§ SELECTED EXTRACT:
■ ■ ■ ■
The inclusion of ‘Terrorist Offence’ in the bills is not required as a new offense, as it is already covered by the Unlawful Activities (Prevention) Act (UAPA).
The provisions in the Bharatiya Sakshya Bill have the potential for misuse, particularly in the context of “confession made to police officers in or outside police custody or anyone other than police, in police custody,” under the guise of ‘discovery statements.’

WIDE ARRESTING POWERS TO POLICE
The Nagrik Suraksha Sanhita reads, “If such person forcibly resists the endeavour to arrest him, or attempts to evade the arrest, such police officer or other person may use all means necessary to effect the arrest.” This grants the police officer the authority to use “all means necessary” for the arrest, akin to the powers vested in military personnel under the draconian Armed Forces (Special Powers) Act.
The section on the power of Preventive Detention in the bills bears a resemblance to the power of arrest under the Unlawful Activities (Prevention) Act (UAPA).
The Bills include provisions stating, “(1) All persons shall be bound to conform to the lawful directions of a police officer given in fulfillment of any of his duty under this Chapter; (2) A police officer may detain or remove any person resisting, refusing, ignoring, or disregarding to conform to any direction given by him; and (3) may either take such person before a Judicial Magistrate, removing the present position of ‘when the occasion is past’ ‘within a period of twenty-four hours.’”

As of now, the Criminal Procedure Code (CrPC) does not contain such broad preventive detention powers based on disobeying police orders. It is vested without giving any time limit for such detention. These provisions in the bills violate Article 22 of the Constitution.
Section 167(2) of the Code of Criminal Procedure states, “The Magistrate to whom an accused person is forwarded under this section may, whether he has or has no jurisdiction to try the case, from time to time, authorize the detention of the accused in such custody as such Magistrate thinks fit, for a term not exceeding fifteen days in the whole; and if he has no jurisdiction to try the case or commit it for trial, and considers further detention unnecessary, he may order the accused to be forwarded to a Magistrate having such jurisdiction.”
■ ■ ■ ■
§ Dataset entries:
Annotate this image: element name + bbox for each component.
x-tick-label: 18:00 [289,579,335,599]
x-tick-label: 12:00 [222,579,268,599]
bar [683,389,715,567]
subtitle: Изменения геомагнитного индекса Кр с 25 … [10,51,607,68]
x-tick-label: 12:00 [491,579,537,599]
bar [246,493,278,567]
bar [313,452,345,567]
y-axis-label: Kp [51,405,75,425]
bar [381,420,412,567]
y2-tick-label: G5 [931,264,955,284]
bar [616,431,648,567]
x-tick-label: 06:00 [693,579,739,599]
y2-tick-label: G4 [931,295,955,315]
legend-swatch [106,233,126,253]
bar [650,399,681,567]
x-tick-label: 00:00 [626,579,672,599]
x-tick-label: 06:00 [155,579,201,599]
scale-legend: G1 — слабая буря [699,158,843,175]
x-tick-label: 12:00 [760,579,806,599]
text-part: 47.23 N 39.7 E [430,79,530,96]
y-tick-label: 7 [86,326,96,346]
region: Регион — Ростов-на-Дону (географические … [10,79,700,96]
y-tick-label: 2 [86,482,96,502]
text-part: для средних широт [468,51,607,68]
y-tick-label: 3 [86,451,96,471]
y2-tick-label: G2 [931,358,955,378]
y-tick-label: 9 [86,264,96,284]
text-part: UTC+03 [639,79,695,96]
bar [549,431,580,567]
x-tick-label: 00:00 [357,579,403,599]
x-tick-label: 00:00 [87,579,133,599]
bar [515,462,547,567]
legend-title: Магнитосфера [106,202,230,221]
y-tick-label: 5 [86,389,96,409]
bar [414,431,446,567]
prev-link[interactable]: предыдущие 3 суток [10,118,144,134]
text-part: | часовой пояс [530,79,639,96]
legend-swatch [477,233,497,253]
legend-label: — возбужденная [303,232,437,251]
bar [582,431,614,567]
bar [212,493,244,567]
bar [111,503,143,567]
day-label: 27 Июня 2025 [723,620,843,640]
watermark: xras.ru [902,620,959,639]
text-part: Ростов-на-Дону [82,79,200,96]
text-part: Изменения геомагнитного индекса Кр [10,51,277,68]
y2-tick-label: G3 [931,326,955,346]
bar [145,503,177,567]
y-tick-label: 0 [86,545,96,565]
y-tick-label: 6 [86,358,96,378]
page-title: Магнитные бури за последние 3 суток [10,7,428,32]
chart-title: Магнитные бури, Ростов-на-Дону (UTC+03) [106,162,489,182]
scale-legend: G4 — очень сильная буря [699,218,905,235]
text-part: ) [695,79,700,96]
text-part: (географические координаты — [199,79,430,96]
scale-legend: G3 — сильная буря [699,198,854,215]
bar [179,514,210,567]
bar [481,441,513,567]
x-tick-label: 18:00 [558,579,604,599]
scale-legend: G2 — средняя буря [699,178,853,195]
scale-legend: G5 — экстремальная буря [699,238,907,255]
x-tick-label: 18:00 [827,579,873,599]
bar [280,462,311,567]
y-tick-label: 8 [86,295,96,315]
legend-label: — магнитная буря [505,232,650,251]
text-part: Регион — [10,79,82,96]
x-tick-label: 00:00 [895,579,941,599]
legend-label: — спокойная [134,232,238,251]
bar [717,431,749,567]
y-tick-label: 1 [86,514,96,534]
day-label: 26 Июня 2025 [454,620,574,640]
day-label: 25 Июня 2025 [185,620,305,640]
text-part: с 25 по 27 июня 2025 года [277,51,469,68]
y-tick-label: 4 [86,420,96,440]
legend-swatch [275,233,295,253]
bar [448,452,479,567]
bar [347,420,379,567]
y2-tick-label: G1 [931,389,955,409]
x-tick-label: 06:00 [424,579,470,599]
■ ■ ■ ■
§ TASK GOAL: Extend the critique of the Bharatiya Sakshya and Nagrik Suraksha Sanhita bills, picking up after its last sentence.

§ ANSWER TO THIS PROBLEM:
Section 187(2) of the Bharatiya Nagrik Suraksha Sanhita states that the 15-day police custody can be sought as a whole or in parts at any time during the initial 60 days (if the offence is punishable with death, imprisonment for life, or imprisonment for a term of not less than ten years) or during the initial 40 days (in respect of other offences).

This means that the investigating agency can seek police custody for 15 days in different parts, allowing the extension of police custody beyond the initial 15 days, up to a total of 40/60 days during the entire custody period of 60/90 days for investigation.
This provision dilutes the 15-day police custody limit under Section 167(2) of the CrPC, which is a crucial safeguard against custodial abuse. The Supreme Court has ruled that no further police custody is permitted once 15 days lapse, even if a total of 15 days is not exhausted earlier. As per the existing interpretation of the CrPC, after the first 15 days have elapsed, no one can be sent to police custody, even if the arrested person was not sent to police custody for a total of 15 days. By increasing the permitted police custody duration, the bills enhance the powers of interrogation while weakening protections against torture or coercion of the accused in custody.

This marks the most alarming change in procedural law, as custodial violence and deaths continue to be concerning issues in India.
There is also a notable shift in the level of executive satisfaction required to “use armed forces to disperse assembly.” Previously, only the “Executive Magistrate of the highest rank who is present” could request the deployment of armed forces. Now, the “District Magistrate or any other Executive Magistrate authorised by him, who is present” is also given the power to permit deployment.
In summary, these three new criminal laws have the potential to be misused, to usher in a police state.